Each entry below should be written out exactly as it is, with no pictures.
..............................
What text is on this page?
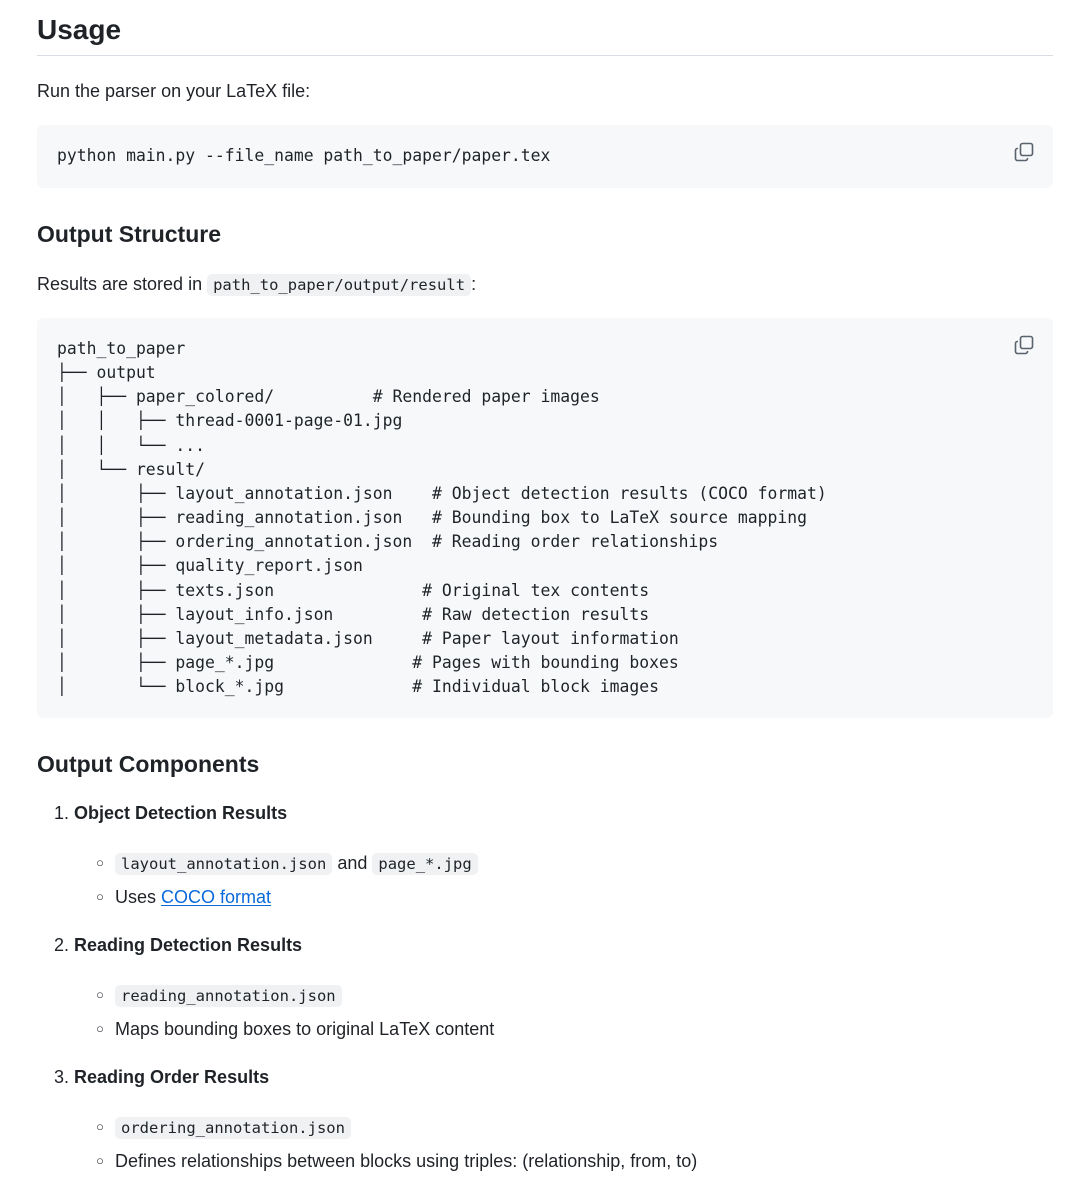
Usage

Run the parser on your LaTeX file:

python main.py --file_name path_to_paper/paper.tex
Output Structure

Results are stored in path_to_paper/output/result :

path_to_paper
├── output
│   ├── paper_colored/          # Rendered paper images
│   │   ├── thread-0001-page-01.jpg
│   │   └── ...
│   └── result/
│       ├── layout_annotation.json    # Object detection results (COCO format)
│       ├── reading_annotation.json   # Bounding box to LaTeX source mapping
│       ├── ordering_annotation.json  # Reading order relationships
│       ├── quality_report.json
│       ├── texts.json               # Original tex contents
│       ├── layout_info.json         # Raw detection results
│       ├── layout_metadata.json     # Paper layout information
│       ├── page_*.jpg              # Pages with bounding boxes
│       └── block_*.jpg             # Individual block images
Output Components
1. Object Detection Results
○	layout_annotation.json and page_*.jpg
○ Uses COCO format
2. Reading Detection Results
○	reading_annotation.json
○ Maps bounding boxes to original LaTeX content
3. Reading Order Results
○	ordering_annotation.json
○ Defines relationships between blocks using triples: (relationship, from, to)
..............................
Written response:
What text is on this page?
Usage

Run the parser on your LaTeX file:

python main.py --file_name path_to_paper/paper.tex
Output Structure

Results are stored in path_to_paper/output/result :

path_to_paper
├── output
│   ├── paper_colored/          # Rendered paper images
│   │   ├── thread-0001-page-01.jpg
│   │   └── ...
│   └── result/
│       ├── layout_annotation.json    # Object detection results (COCO format)
│       ├── reading_annotation.json   # Bounding box to LaTeX source mapping
│       ├── ordering_annotation.json  # Reading order relationships
│       ├── quality_report.json
│       ├── texts.json               # Original tex contents
│       ├── layout_info.json         # Raw detection results
│       ├── layout_metadata.json     # Paper layout information
│       ├── page_*.jpg              # Pages with bounding boxes
│       └── block_*.jpg             # Individual block images
Output Components
1. Object Detection Results
○	layout_annotation.json and page_*.jpg
○ Uses COCO format
2. Reading Detection Results
○	reading_annotation.json
○ Maps bounding boxes to original LaTeX content
3. Reading Order Results
○	ordering_annotation.json
○ Defines relationships between blocks using triples: (relationship, from, to)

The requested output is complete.